Written exercise: Select the lines of the records containing the word "content" and list them.

──────── Supplied material

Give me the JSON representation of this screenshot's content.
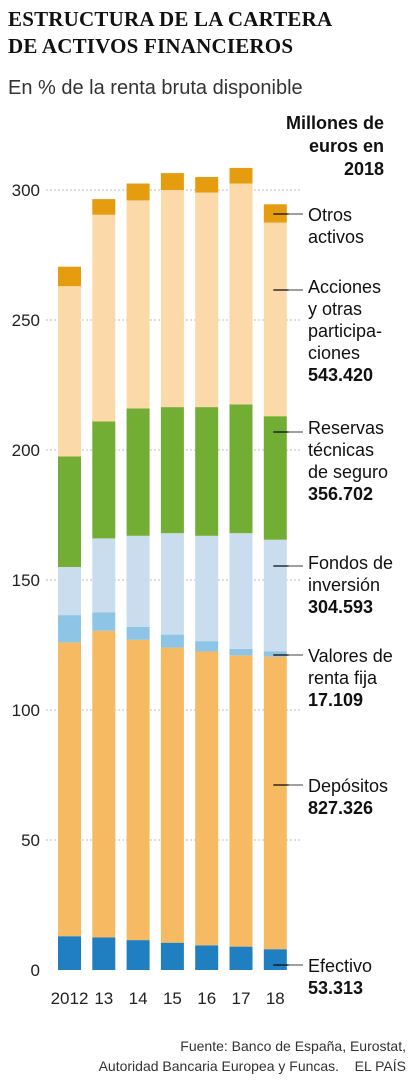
{
  "header": {
    "title_line1": "ESTRUCTURA DE LA CARTERA",
    "title_line2": "DE ACTIVOS FINANCIEROS",
    "subtitle": "En % de la renta bruta disponible",
    "unit_note": "Millones de euros en 2018"
  },
  "source": {
    "line1": "Fuente: Banco de España, Eurostat,",
    "line2": "Autoridad Bancaria Europea y Funcas.",
    "credit": "EL PAÍS"
  },
  "legend": [
    {
      "label": "Otros activos",
      "value": ""
    },
    {
      "label": "Acciones y otras participa-ciones",
      "value": "543.420"
    },
    {
      "label": "Reservas técnicas de seguro",
      "value": "356.702"
    },
    {
      "label": "Fondos de inversión",
      "value": "304.593"
    },
    {
      "label": "Valores de renta fija",
      "value": "17.109"
    },
    {
      "label": "Depósitos",
      "value": "827.326"
    },
    {
      "label": "Efectivo",
      "value": "53.313"
    }
  ],
  "chart_data": {
    "type": "bar",
    "stacked": true,
    "categories": [
      "2012",
      "13",
      "14",
      "15",
      "16",
      "17",
      "18"
    ],
    "ylim": [
      0,
      300
    ],
    "yticks": [
      0,
      50,
      100,
      150,
      200,
      250,
      300
    ],
    "grid": true,
    "series": [
      {
        "name": "Efectivo",
        "color": "#1f7fc0",
        "values": [
          13,
          12.5,
          11.5,
          10.5,
          9.5,
          9,
          8
        ]
      },
      {
        "name": "Depósitos",
        "color": "#f6ba63",
        "values": [
          113,
          118,
          115.5,
          113.5,
          113,
          112,
          112.5
        ]
      },
      {
        "name": "Valores de renta fija",
        "color": "#8ec4e6",
        "values": [
          10.5,
          7,
          5,
          5,
          4,
          2.5,
          2
        ]
      },
      {
        "name": "Fondos de inversión",
        "color": "#c9ddef",
        "values": [
          18.5,
          28.5,
          35,
          39,
          40.5,
          44.5,
          43
        ]
      },
      {
        "name": "Reservas técnicas de seguro",
        "color": "#72ae34",
        "values": [
          42.5,
          45,
          49,
          48.5,
          49.5,
          49.5,
          47.5
        ]
      },
      {
        "name": "Acciones y otras participaciones",
        "color": "#fbd9a9",
        "values": [
          65.5,
          79.5,
          80,
          83.5,
          82.5,
          85,
          74.5
        ]
      },
      {
        "name": "Otros activos",
        "color": "#e59c0f",
        "values": [
          7.5,
          6,
          6.5,
          6.5,
          6,
          6,
          7
        ]
      }
    ]
  }
}
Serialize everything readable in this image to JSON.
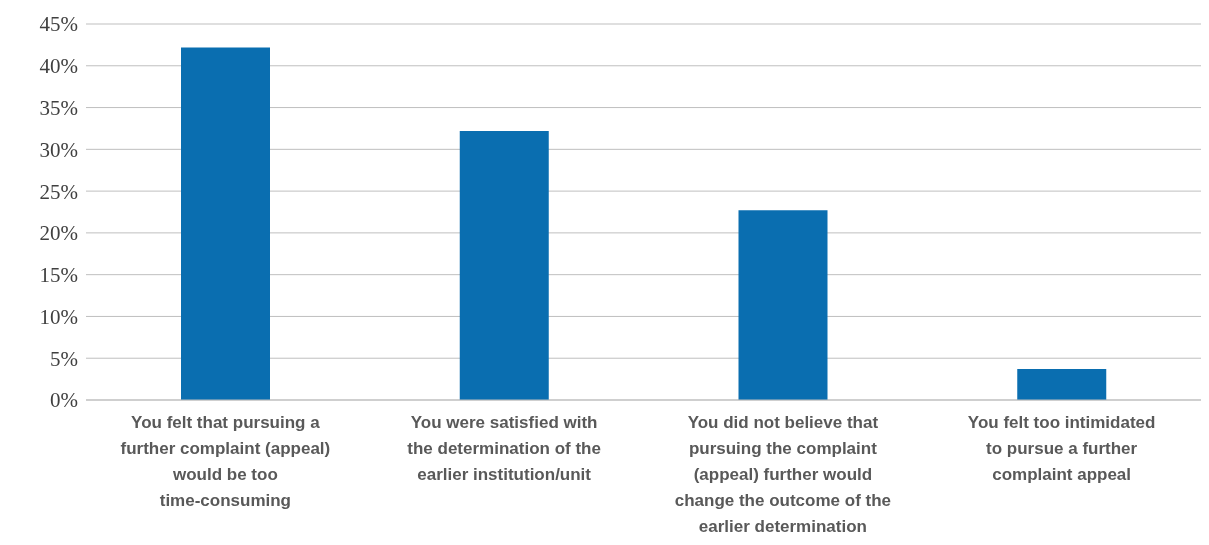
{
  "chart_data": {
    "type": "bar",
    "categories": [
      "You felt that pursuing a further complaint (appeal) would be too time-consuming",
      "You were satisfied with the determination of the earlier institution/unit",
      "You did not believe that pursuing the complaint (appeal) further would change the outcome of the earlier determination",
      "You felt too intimidated to pursue a further complaint appeal"
    ],
    "values": [
      42.2,
      32.2,
      22.7,
      3.7
    ],
    "color": "#0a6eb0",
    "ylim": [
      0,
      45
    ],
    "yticks": [
      {
        "value": 0,
        "label": "0%"
      },
      {
        "value": 5,
        "label": "5%"
      },
      {
        "value": 10,
        "label": "10%"
      },
      {
        "value": 15,
        "label": "15%"
      },
      {
        "value": 20,
        "label": "20%"
      },
      {
        "value": 25,
        "label": "25%"
      },
      {
        "value": 30,
        "label": "30%"
      },
      {
        "value": 35,
        "label": "35%"
      },
      {
        "value": 40,
        "label": "40%"
      },
      {
        "value": 45,
        "label": "45%"
      }
    ],
    "grid": "y"
  }
}
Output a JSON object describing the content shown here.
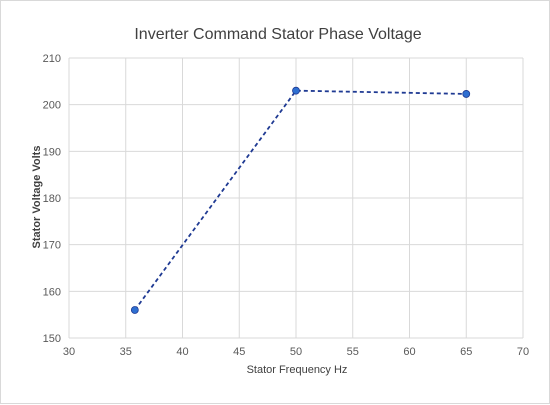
{
  "chart_data": {
    "type": "scatter",
    "title": "Inverter Command Stator Phase Voltage",
    "xlabel": "Stator Frequency Hz",
    "ylabel": "Stator Voltage Volts",
    "xlim": [
      30,
      70
    ],
    "ylim": [
      150,
      210
    ],
    "xticks": [
      30,
      35,
      40,
      45,
      50,
      55,
      60,
      65,
      70
    ],
    "yticks": [
      150,
      160,
      170,
      180,
      190,
      200,
      210
    ],
    "grid": true,
    "legend": "none",
    "series": [
      {
        "x": [
          35.8,
          50,
          65
        ],
        "y": [
          156,
          203,
          202.3
        ],
        "color": "#1f3a93",
        "marker_color": "#2e6fd1",
        "line_style": "dashed"
      }
    ]
  }
}
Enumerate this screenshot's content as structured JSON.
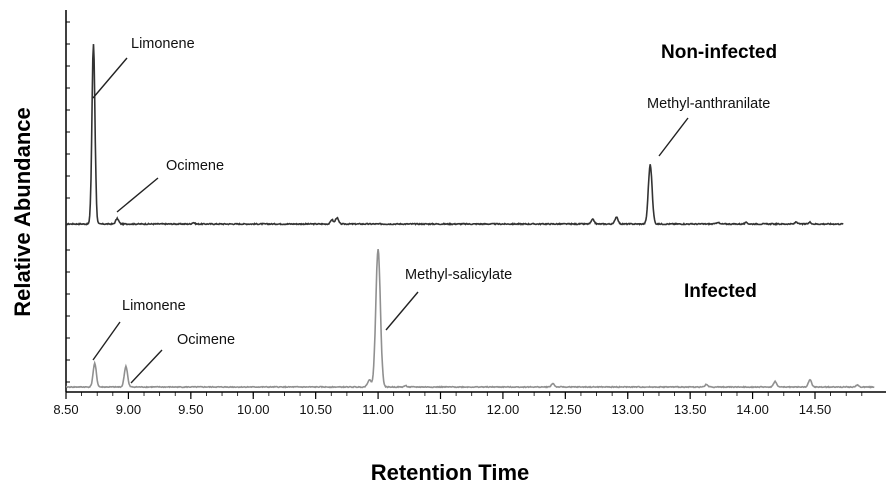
{
  "chart_data": {
    "type": "line",
    "xlabel": "Retention Time",
    "ylabel": "Relative Abundance",
    "xlim": [
      8.5,
      14.98
    ],
    "x_ticks": [
      "8.50",
      "9.00",
      "9.50",
      "10.00",
      "10.50",
      "11.00",
      "11.50",
      "12.00",
      "12.50",
      "13.00",
      "13.50",
      "14.00",
      "14.50"
    ],
    "series": [
      {
        "name": "Non-infected",
        "color": "#333333",
        "x_range": [
          8.5,
          14.73
        ],
        "peaks": [
          {
            "x": 8.72,
            "height": 1.0,
            "width": 0.012
          },
          {
            "x": 8.91,
            "height": 0.03,
            "width": 0.012
          },
          {
            "x": 9.52,
            "height": 0.008,
            "width": 0.01
          },
          {
            "x": 10.63,
            "height": 0.025,
            "width": 0.01
          },
          {
            "x": 10.67,
            "height": 0.035,
            "width": 0.012
          },
          {
            "x": 12.72,
            "height": 0.025,
            "width": 0.012
          },
          {
            "x": 12.91,
            "height": 0.04,
            "width": 0.012
          },
          {
            "x": 13.18,
            "height": 0.33,
            "width": 0.015
          },
          {
            "x": 13.72,
            "height": 0.01,
            "width": 0.01
          },
          {
            "x": 13.95,
            "height": 0.008,
            "width": 0.01
          },
          {
            "x": 14.35,
            "height": 0.012,
            "width": 0.01
          },
          {
            "x": 14.46,
            "height": 0.01,
            "width": 0.01
          }
        ],
        "annotations": [
          {
            "label": "Limonene",
            "x": 8.72
          },
          {
            "label": "Ocimene",
            "x": 8.91
          },
          {
            "label": "Methyl-anthranilate",
            "x": 13.18
          }
        ]
      },
      {
        "name": "Infected",
        "color": "#909090",
        "x_range": [
          8.5,
          14.98
        ],
        "peaks": [
          {
            "x": 8.73,
            "height": 0.17,
            "width": 0.013
          },
          {
            "x": 8.98,
            "height": 0.15,
            "width": 0.013
          },
          {
            "x": 10.93,
            "height": 0.05,
            "width": 0.015
          },
          {
            "x": 11.0,
            "height": 1.0,
            "width": 0.018
          },
          {
            "x": 11.22,
            "height": 0.01,
            "width": 0.01
          },
          {
            "x": 12.4,
            "height": 0.025,
            "width": 0.012
          },
          {
            "x": 13.63,
            "height": 0.02,
            "width": 0.01
          },
          {
            "x": 14.18,
            "height": 0.04,
            "width": 0.012
          },
          {
            "x": 14.46,
            "height": 0.055,
            "width": 0.012
          },
          {
            "x": 14.84,
            "height": 0.015,
            "width": 0.01
          }
        ],
        "annotations": [
          {
            "label": "Limonene",
            "x": 8.73
          },
          {
            "label": "Ocimene",
            "x": 8.98
          },
          {
            "label": "Methyl-salicylate",
            "x": 11.0
          }
        ]
      }
    ],
    "grid": false,
    "legend": "none"
  }
}
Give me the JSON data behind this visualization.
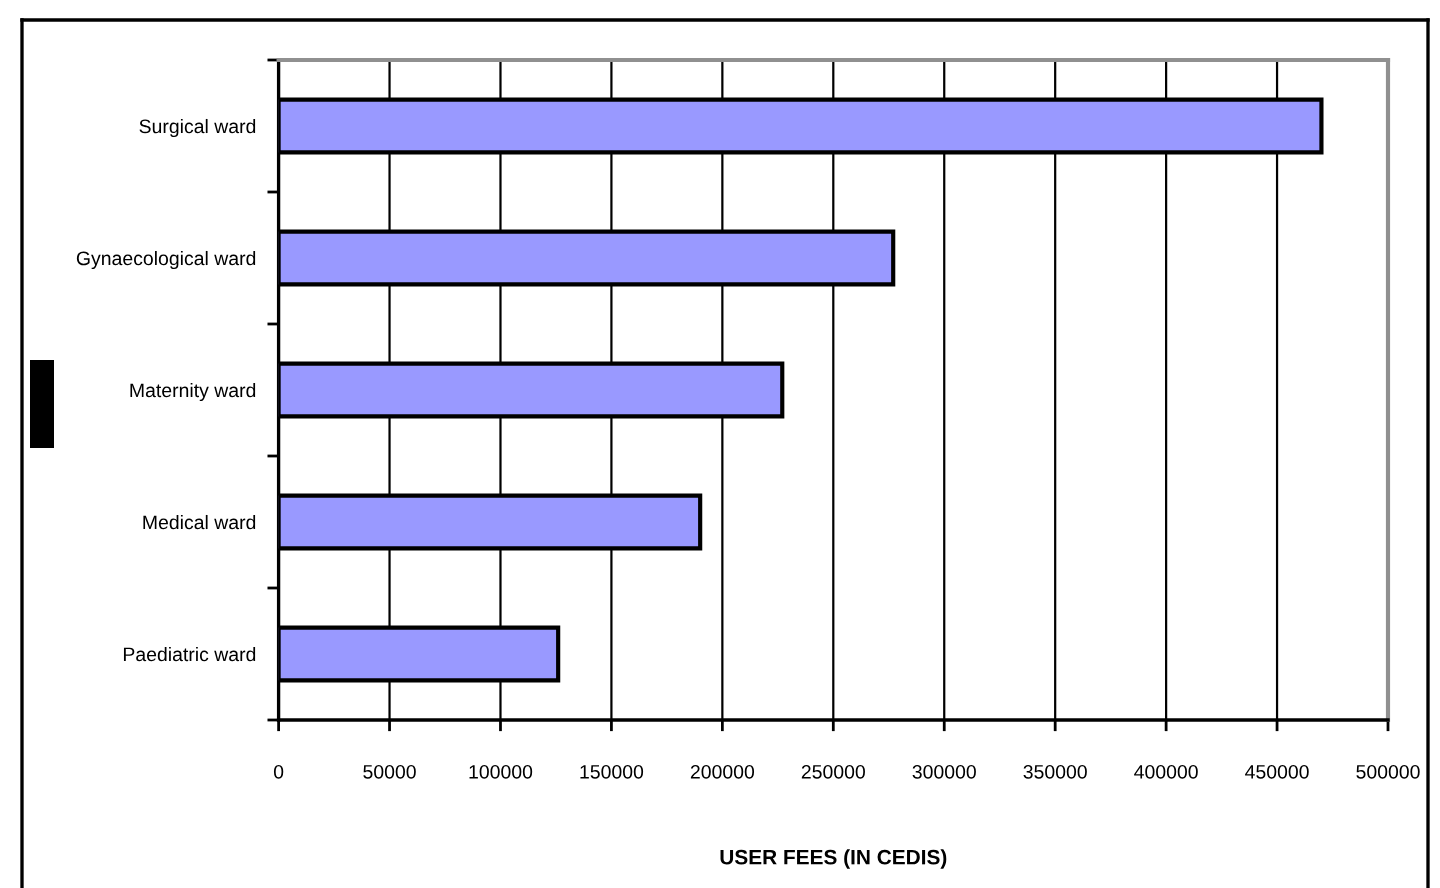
{
  "chart_data": {
    "type": "bar",
    "orientation": "horizontal",
    "categories": [
      "Surgical ward",
      "Gynaecological ward",
      "Maternity ward",
      "Medical ward",
      "Paediatric ward"
    ],
    "values": [
      470000,
      277000,
      227000,
      190000,
      126000
    ],
    "color": "#9999ff",
    "xlabel": "USER FEES (IN CEDIS)",
    "xlim": [
      0,
      500000
    ],
    "xticks": [
      0,
      50000,
      100000,
      150000,
      200000,
      250000,
      300000,
      350000,
      400000,
      450000,
      500000
    ],
    "grid": "x"
  }
}
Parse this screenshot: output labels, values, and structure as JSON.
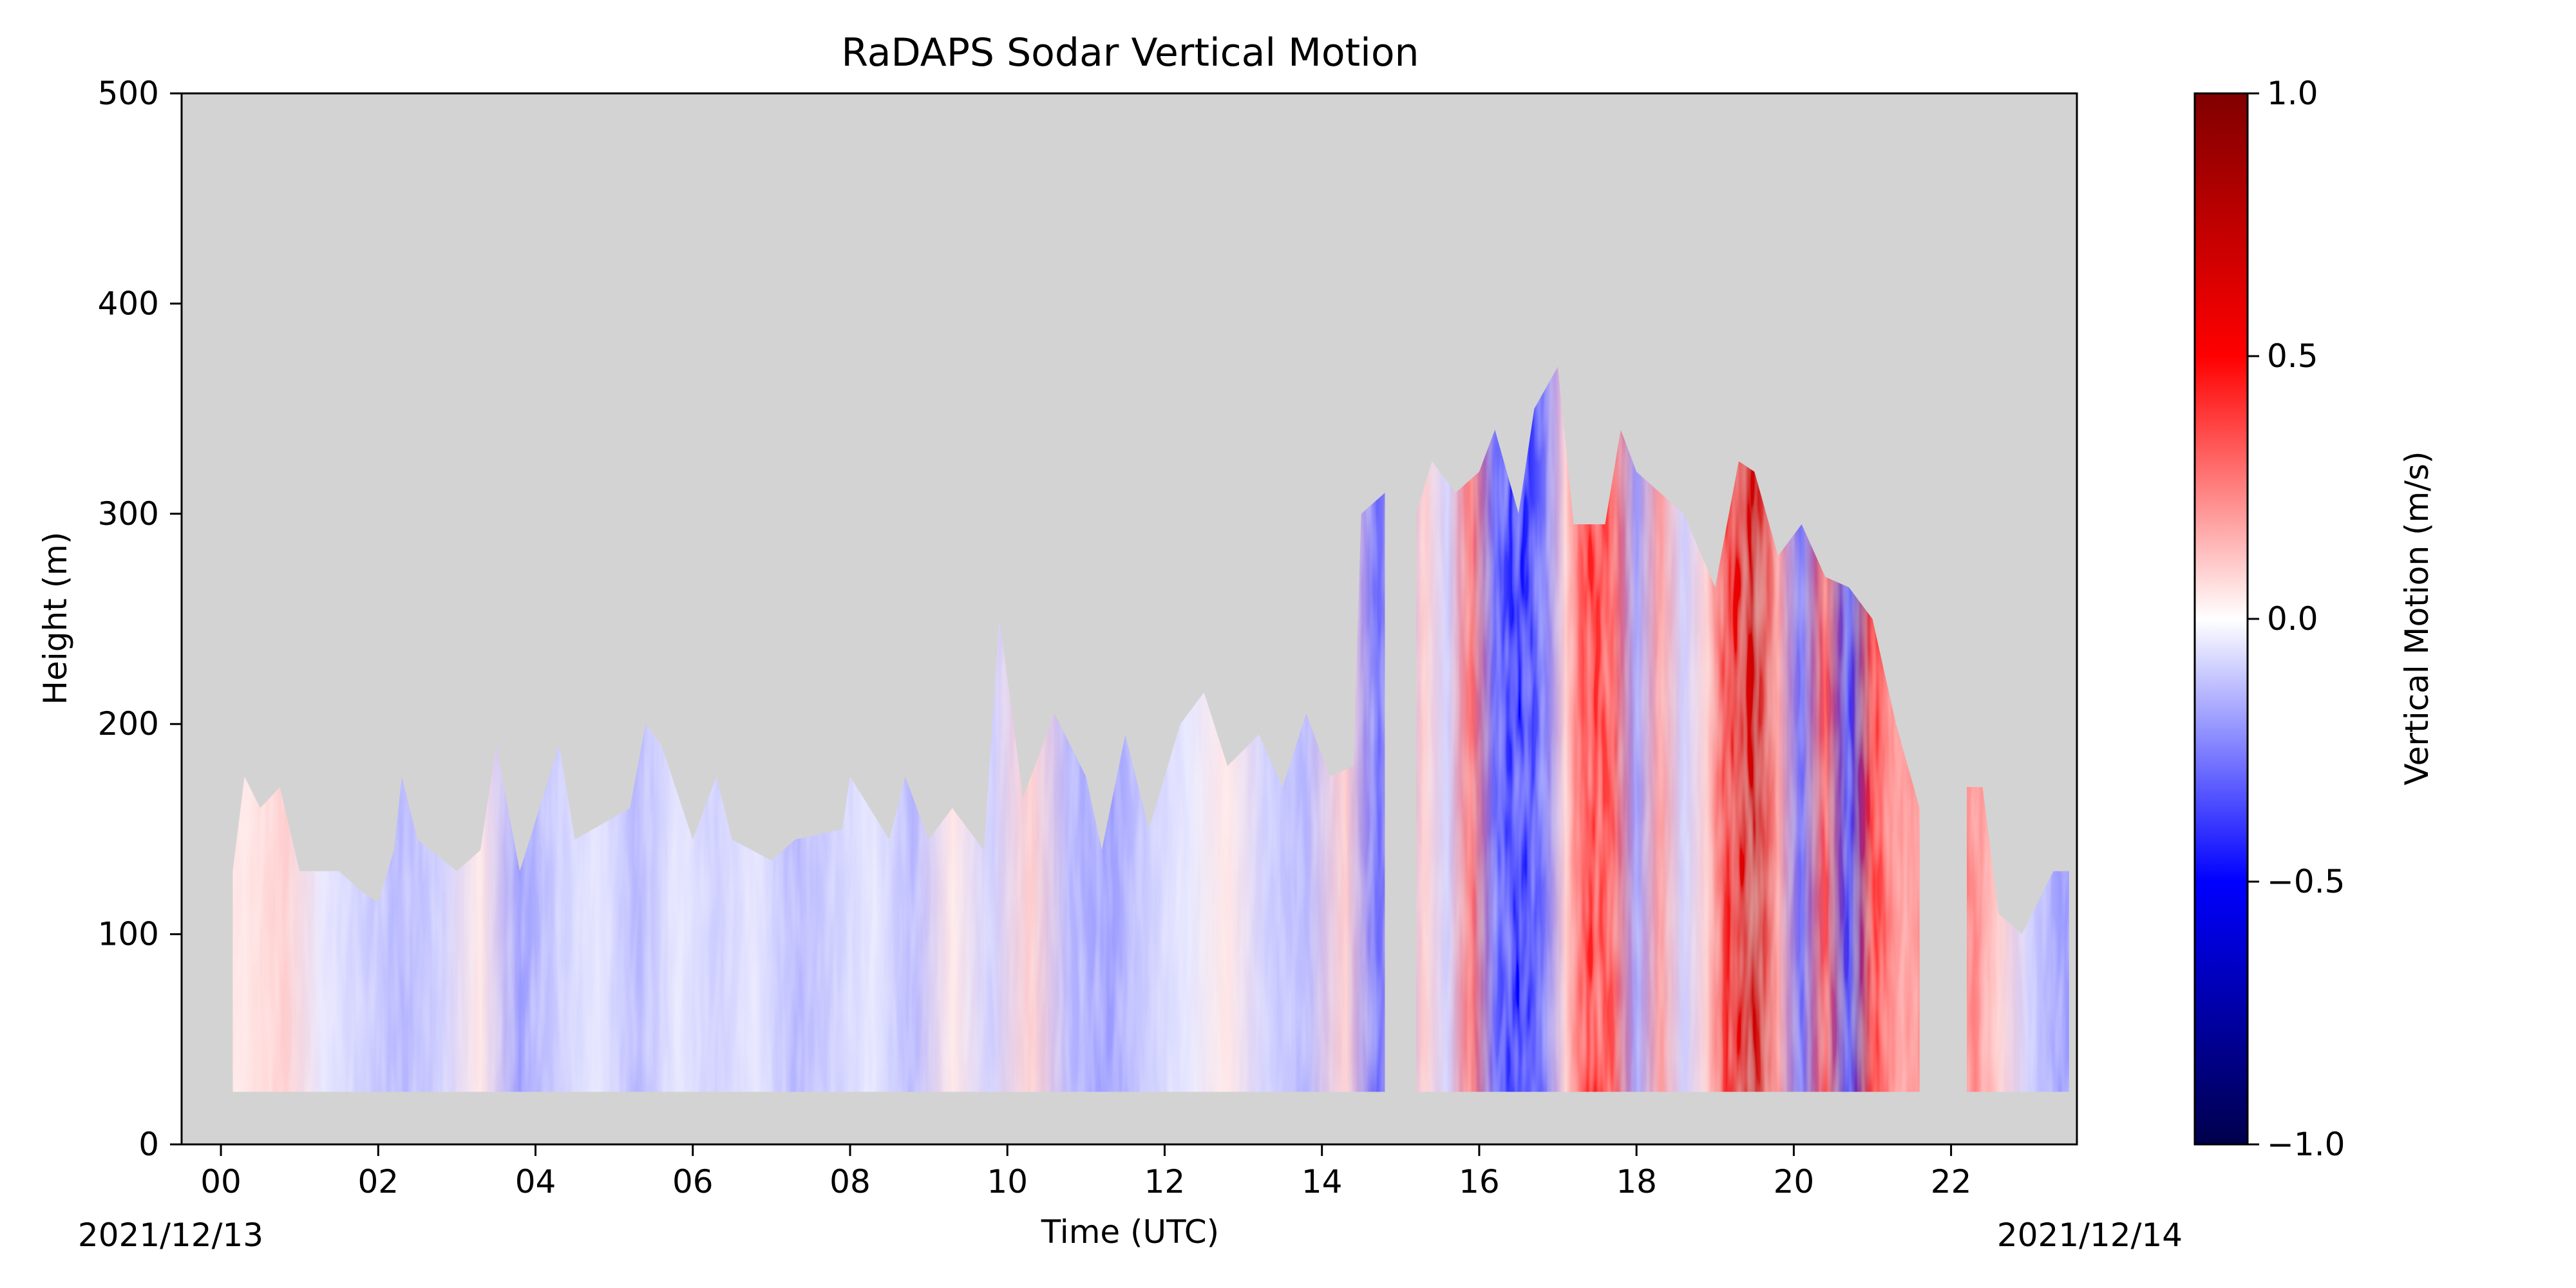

────────────────

Result of the exercise:
Give me the JSON representation of this screenshot's content.
Output a JSON object describing the content shown here.
Enumerate this screenshot's content as structured JSON.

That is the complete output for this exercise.